• Problem details:
Each record below must be returned exactly as shown.

* begin Stored data *

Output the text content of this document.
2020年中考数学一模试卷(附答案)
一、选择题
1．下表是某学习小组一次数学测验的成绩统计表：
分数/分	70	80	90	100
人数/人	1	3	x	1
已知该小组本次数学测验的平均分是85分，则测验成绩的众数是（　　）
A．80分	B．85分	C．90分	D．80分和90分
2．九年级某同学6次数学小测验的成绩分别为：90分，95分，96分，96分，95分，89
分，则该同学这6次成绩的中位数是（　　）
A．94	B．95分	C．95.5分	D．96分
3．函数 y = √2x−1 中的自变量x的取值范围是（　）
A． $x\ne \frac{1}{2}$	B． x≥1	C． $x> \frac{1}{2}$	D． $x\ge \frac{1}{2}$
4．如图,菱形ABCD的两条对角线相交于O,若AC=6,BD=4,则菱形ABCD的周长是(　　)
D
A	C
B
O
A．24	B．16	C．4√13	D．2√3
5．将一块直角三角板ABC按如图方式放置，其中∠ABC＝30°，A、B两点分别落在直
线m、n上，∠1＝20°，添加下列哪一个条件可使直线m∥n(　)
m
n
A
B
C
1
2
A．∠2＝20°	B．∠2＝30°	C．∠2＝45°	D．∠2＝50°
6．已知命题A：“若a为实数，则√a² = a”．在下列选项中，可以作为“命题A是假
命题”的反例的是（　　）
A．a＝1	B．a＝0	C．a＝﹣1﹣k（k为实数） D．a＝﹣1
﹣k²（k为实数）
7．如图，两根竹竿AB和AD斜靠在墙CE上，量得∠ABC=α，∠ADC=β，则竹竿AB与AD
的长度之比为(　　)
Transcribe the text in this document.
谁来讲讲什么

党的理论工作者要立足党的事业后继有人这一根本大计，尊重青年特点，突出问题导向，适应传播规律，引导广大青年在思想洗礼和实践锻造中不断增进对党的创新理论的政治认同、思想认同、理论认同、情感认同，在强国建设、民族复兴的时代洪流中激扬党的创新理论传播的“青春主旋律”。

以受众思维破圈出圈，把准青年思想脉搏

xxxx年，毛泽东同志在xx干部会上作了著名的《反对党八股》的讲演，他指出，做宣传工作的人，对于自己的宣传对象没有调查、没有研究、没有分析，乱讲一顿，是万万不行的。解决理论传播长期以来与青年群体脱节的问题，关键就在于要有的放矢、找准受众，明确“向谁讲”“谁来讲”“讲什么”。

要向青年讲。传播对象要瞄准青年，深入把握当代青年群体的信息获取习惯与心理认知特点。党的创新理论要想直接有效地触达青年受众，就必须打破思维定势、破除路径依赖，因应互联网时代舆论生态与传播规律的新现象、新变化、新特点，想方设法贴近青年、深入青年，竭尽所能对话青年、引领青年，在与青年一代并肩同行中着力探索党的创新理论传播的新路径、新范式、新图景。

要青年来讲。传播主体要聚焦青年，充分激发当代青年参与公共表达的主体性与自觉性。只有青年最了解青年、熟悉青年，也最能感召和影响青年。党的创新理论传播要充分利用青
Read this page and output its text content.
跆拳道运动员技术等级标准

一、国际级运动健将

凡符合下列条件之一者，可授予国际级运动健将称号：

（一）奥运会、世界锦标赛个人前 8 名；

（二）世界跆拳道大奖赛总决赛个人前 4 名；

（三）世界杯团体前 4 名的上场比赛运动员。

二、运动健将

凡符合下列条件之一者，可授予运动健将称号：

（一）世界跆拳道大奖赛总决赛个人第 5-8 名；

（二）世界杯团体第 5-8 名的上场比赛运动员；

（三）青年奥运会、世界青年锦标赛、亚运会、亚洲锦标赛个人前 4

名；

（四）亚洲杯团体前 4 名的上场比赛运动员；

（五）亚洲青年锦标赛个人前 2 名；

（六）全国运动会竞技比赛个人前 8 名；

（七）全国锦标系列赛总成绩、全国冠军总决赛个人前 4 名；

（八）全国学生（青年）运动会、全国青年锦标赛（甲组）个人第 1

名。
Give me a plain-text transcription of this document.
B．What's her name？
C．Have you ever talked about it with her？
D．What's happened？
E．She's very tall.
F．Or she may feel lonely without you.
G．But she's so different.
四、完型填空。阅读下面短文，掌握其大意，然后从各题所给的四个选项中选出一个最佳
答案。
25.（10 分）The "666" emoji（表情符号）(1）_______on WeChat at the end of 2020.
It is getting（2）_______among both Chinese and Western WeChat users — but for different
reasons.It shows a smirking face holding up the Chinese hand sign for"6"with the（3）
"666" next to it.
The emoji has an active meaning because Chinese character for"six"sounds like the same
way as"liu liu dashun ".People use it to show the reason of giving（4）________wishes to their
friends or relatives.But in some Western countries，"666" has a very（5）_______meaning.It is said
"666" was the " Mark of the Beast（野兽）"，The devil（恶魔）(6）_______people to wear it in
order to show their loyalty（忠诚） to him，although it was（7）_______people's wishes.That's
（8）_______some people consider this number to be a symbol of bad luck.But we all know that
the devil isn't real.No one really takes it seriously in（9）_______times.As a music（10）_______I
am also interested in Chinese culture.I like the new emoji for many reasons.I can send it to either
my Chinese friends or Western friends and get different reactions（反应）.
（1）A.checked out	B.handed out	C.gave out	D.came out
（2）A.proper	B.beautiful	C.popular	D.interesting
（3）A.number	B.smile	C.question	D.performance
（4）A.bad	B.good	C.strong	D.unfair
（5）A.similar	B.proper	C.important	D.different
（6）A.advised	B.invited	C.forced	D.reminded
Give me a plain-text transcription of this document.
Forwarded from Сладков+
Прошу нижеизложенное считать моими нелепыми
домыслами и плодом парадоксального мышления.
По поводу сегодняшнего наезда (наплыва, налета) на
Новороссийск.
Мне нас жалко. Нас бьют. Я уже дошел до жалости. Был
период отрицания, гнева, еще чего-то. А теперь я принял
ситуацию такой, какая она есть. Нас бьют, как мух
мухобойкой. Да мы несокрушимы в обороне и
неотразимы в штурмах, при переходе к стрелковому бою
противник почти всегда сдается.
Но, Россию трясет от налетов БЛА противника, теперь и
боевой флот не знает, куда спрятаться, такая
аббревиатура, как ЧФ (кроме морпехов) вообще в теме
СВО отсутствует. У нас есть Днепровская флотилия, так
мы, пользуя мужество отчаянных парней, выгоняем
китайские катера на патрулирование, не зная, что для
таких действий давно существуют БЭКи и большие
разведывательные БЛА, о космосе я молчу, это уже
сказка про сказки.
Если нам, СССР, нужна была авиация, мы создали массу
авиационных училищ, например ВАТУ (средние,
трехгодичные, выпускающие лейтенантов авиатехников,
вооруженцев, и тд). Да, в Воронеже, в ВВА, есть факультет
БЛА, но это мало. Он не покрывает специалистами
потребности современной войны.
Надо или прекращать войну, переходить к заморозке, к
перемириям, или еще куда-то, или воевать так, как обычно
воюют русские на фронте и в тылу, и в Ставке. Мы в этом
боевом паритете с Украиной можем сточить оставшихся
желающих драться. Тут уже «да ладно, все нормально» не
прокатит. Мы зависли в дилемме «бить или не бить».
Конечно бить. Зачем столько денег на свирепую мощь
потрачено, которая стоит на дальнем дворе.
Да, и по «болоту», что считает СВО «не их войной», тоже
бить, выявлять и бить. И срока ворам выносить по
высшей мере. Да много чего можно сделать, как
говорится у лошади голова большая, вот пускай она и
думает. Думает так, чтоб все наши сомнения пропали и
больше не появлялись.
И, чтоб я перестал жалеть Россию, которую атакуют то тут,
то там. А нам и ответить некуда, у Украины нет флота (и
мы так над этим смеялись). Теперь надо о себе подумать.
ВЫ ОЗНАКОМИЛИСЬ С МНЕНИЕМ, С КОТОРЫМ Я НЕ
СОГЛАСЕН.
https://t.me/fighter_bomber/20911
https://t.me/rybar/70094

* end Stored data *

• Written reply:
Output the text content of this document.
2020年中考数学一模试卷(附答案)
一、选择题
1．下表是某学习小组一次数学测验的成绩统计表：
分数/分	70	80	90	100
人数/人	1	3	x	1
已知该小组本次数学测验的平均分是85分，则测验成绩的众数是（　　）
A．80分	B．85分	C．90分	D．80分和90分
2．九年级某同学6次数学小测验的成绩分别为：90分，95分，96分，96分，95分，89
分，则该同学这6次成绩的中位数是（　　）
A．94	B．95分	C．95.5分	D．96分
3．函数 y = √2x−1 中的自变量x的取值范围是（　）
A． $x\ne \frac{1}{2}$	B． x≥1	C． $x> \frac{1}{2}$	D． $x\ge \frac{1}{2}$
4．如图,菱形ABCD的两条对角线相交于O,若AC=6,BD=4,则菱形ABCD的周长是(　　)
D
A	C
B
O
A．24	B．16	C．4√13	D．2√3
5．将一块直角三角板ABC按如图方式放置，其中∠ABC＝30°，A、B两点分别落在直
线m、n上，∠1＝20°，添加下列哪一个条件可使直线m∥n(　)
m
n
A
B
C
1
2
A．∠2＝20°	B．∠2＝30°	C．∠2＝45°	D．∠2＝50°
6．已知命题A：“若a为实数，则√a² = a”．在下列选项中，可以作为“命题A是假
命题”的反例的是（　　）
A．a＝1	B．a＝0	C．a＝﹣1﹣k（k为实数） D．a＝﹣1
﹣k²（k为实数）
7．如图，两根竹竿AB和AD斜靠在墙CE上，量得∠ABC=α，∠ADC=β，则竹竿AB与AD
的长度之比为(　　)
Transcribe the text in this document.
谁来讲讲什么

党的理论工作者要立足党的事业后继有人这一根本大计，尊重青年特点，突出问题导向，适应传播规律，引导广大青年在思想洗礼和实践锻造中不断增进对党的创新理论的政治认同、思想认同、理论认同、情感认同，在强国建设、民族复兴的时代洪流中激扬党的创新理论传播的“青春主旋律”。

以受众思维破圈出圈，把准青年思想脉搏

xxxx年，毛泽东同志在xx干部会上作了著名的《反对党八股》的讲演，他指出，做宣传工作的人，对于自己的宣传对象没有调查、没有研究、没有分析，乱讲一顿，是万万不行的。解决理论传播长期以来与青年群体脱节的问题，关键就在于要有的放矢、找准受众，明确“向谁讲”“谁来讲”“讲什么”。

要向青年讲。传播对象要瞄准青年，深入把握当代青年群体的信息获取习惯与心理认知特点。党的创新理论要想直接有效地触达青年受众，就必须打破思维定势、破除路径依赖，因应互联网时代舆论生态与传播规律的新现象、新变化、新特点，想方设法贴近青年、深入青年，竭尽所能对话青年、引领青年，在与青年一代并肩同行中着力探索党的创新理论传播的新路径、新范式、新图景。

要青年来讲。传播主体要聚焦青年，充分激发当代青年参与公共表达的主体性与自觉性。只有青年最了解青年、熟悉青年，也最能感召和影响青年。党的创新理论传播要充分利用青
Read this page and output its text content.
跆拳道运动员技术等级标准

一、国际级运动健将

凡符合下列条件之一者，可授予国际级运动健将称号：

（一）奥运会、世界锦标赛个人前 8 名；

（二）世界跆拳道大奖赛总决赛个人前 4 名；

（三）世界杯团体前 4 名的上场比赛运动员。

二、运动健将

凡符合下列条件之一者，可授予运动健将称号：

（一）世界跆拳道大奖赛总决赛个人第 5-8 名；

（二）世界杯团体第 5-8 名的上场比赛运动员；

（三）青年奥运会、世界青年锦标赛、亚运会、亚洲锦标赛个人前 4

名；

（四）亚洲杯团体前 4 名的上场比赛运动员；

（五）亚洲青年锦标赛个人前 2 名；

（六）全国运动会竞技比赛个人前 8 名；

（七）全国锦标系列赛总成绩、全国冠军总决赛个人前 4 名；

（八）全国学生（青年）运动会、全国青年锦标赛（甲组）个人第 1

名。
Give me a plain-text transcription of this document.
B．What's her name？
C．Have you ever talked about it with her？
D．What's happened？
E．She's very tall.
F．Or she may feel lonely without you.
G．But she's so different.
四、完型填空。阅读下面短文，掌握其大意，然后从各题所给的四个选项中选出一个最佳
答案。
25.（10 分）The "666" emoji（表情符号）(1）_______on WeChat at the end of 2020.
It is getting（2）_______among both Chinese and Western WeChat users — but for different
reasons.It shows a smirking face holding up the Chinese hand sign for"6"with the（3）
"666" next to it.
The emoji has an active meaning because Chinese character for"six"sounds like the same
way as"liu liu dashun ".People use it to show the reason of giving（4）________wishes to their
friends or relatives.But in some Western countries，"666" has a very（5）_______meaning.It is said
"666" was the " Mark of the Beast（野兽）"，The devil（恶魔）(6）_______people to wear it in
order to show their loyalty（忠诚） to him，although it was（7）_______people's wishes.That's
（8）_______some people consider this number to be a symbol of bad luck.But we all know that
the devil isn't real.No one really takes it seriously in（9）_______times.As a music（10）_______I
am also interested in Chinese culture.I like the new emoji for many reasons.I can send it to either
my Chinese friends or Western friends and get different reactions（反应）.
（1）A.checked out	B.handed out	C.gave out	D.came out
（2）A.proper	B.beautiful	C.popular	D.interesting
（3）A.number	B.smile	C.question	D.performance
（4）A.bad	B.good	C.strong	D.unfair
（5）A.similar	B.proper	C.important	D.different
（6）A.advised	B.invited	C.forced	D.reminded
Give me a plain-text transcription of this document.
Forwarded from Сладков+
Прошу нижеизложенное считать моими нелепыми
домыслами и плодом парадоксального мышления.
По поводу сегодняшнего наезда (наплыва, налета) на
Новороссийск.
Мне нас жалко. Нас бьют. Я уже дошел до жалости. Был
период отрицания, гнева, еще чего-то. А теперь я принял
ситуацию такой, какая она есть. Нас бьют, как мух
мухобойкой. Да мы несокрушимы в обороне и
неотразимы в штурмах, при переходе к стрелковому бою
противник почти всегда сдается.
Но, Россию трясет от налетов БЛА противника, теперь и
боевой флот не знает, куда спрятаться, такая
аббревиатура, как ЧФ (кроме морпехов) вообще в теме
СВО отсутствует. У нас есть Днепровская флотилия, так
мы, пользуя мужество отчаянных парней, выгоняем
китайские катера на патрулирование, не зная, что для
таких действий давно существуют БЭКи и большие
разведывательные БЛА, о космосе я молчу, это уже
сказка про сказки.
Если нам, СССР, нужна была авиация, мы создали массу
авиационных училищ, например ВАТУ (средние,
трехгодичные, выпускающие лейтенантов авиатехников,
вооруженцев, и тд). Да, в Воронеже, в ВВА, есть факультет
БЛА, но это мало. Он не покрывает специалистами
потребности современной войны.
Надо или прекращать войну, переходить к заморозке, к
перемириям, или еще куда-то, или воевать так, как обычно
воюют русские на фронте и в тылу, и в Ставке. Мы в этом
боевом паритете с Украиной можем сточить оставшихся
желающих драться. Тут уже «да ладно, все нормально» не
прокатит. Мы зависли в дилемме «бить или не бить».
Конечно бить. Зачем столько денег на свирепую мощь
потрачено, которая стоит на дальнем дворе.
Да, и по «болоту», что считает СВО «не их войной», тоже
бить, выявлять и бить. И срока ворам выносить по
высшей мере. Да много чего можно сделать, как
говорится у лошади голова большая, вот пускай она и
думает. Думает так, чтоб все наши сомнения пропали и
больше не появлялись.
И, чтоб я перестал жалеть Россию, которую атакуют то тут,
то там. А нам и ответить некуда, у Украины нет флота (и
мы так над этим смеялись). Теперь надо о себе подумать.
ВЫ ОЗНАКОМИЛИСЬ С МНЕНИЕМ, С КОТОРЫМ Я НЕ
СОГЛАСЕН.
https://t.me/fighter_bomber/20911
https://t.me/rybar/70094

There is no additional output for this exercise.